[WORK TO COMPLETE]
Examine the records and identify each line that includes the string "polarization". Copy those lines.

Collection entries
--*--
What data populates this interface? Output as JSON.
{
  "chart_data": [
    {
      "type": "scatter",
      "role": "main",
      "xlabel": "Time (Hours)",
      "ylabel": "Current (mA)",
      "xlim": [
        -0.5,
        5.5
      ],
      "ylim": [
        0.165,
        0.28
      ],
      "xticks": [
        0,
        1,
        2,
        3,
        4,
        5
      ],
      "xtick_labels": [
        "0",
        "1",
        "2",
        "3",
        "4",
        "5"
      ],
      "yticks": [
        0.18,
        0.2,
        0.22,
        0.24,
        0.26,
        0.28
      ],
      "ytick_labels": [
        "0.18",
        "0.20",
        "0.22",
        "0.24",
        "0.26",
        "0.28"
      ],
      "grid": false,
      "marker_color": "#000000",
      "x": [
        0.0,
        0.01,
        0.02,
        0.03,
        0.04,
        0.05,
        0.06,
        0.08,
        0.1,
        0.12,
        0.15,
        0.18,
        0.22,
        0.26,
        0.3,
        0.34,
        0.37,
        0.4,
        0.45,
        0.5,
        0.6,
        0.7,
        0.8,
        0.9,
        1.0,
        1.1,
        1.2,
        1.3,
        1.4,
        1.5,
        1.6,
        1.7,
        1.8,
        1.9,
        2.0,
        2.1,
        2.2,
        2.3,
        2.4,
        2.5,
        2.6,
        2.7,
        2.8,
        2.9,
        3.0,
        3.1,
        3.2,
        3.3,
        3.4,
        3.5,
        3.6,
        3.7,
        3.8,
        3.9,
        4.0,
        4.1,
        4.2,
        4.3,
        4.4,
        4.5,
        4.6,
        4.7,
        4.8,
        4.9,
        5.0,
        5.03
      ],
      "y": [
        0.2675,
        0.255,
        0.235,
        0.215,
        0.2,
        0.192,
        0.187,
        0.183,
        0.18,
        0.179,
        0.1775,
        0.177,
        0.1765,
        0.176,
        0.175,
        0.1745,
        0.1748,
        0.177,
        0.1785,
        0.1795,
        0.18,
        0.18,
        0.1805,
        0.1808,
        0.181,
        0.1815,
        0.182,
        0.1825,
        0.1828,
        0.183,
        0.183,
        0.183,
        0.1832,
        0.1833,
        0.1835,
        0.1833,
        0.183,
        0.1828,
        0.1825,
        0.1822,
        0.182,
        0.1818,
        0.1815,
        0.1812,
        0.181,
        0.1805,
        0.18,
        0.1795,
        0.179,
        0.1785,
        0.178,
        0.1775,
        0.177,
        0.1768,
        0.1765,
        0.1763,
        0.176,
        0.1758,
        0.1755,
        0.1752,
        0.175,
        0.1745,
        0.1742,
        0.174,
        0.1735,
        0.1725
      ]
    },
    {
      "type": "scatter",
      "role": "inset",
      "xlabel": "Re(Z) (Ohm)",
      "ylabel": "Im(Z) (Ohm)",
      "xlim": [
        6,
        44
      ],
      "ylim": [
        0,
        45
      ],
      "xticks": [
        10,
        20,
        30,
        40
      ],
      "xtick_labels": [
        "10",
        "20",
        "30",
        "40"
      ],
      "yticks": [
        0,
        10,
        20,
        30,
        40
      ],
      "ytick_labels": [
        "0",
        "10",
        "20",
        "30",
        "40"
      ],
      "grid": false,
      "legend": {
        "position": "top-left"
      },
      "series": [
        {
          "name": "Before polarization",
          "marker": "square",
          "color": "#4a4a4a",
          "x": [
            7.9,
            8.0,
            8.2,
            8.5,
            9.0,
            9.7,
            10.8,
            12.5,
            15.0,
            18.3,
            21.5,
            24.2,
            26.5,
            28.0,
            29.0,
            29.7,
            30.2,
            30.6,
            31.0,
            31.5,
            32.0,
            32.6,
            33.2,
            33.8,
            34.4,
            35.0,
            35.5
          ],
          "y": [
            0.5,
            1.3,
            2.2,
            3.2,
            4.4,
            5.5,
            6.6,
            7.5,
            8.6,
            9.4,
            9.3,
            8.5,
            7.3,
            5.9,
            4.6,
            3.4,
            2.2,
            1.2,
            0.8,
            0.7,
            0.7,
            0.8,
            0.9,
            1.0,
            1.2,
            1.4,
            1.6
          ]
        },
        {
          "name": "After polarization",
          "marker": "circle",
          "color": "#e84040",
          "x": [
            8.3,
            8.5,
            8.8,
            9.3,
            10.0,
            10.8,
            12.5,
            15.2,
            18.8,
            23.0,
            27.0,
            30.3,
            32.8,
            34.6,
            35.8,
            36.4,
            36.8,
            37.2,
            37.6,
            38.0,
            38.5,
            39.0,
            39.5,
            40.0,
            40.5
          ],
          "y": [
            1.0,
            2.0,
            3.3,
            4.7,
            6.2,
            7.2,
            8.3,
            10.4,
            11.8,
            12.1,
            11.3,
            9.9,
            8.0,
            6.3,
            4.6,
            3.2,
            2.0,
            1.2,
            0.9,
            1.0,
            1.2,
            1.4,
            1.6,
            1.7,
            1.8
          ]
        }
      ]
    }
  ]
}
--*--
[COMPLETE ANSWER]
          "name": "Before polarization",
          "name": "After polarization",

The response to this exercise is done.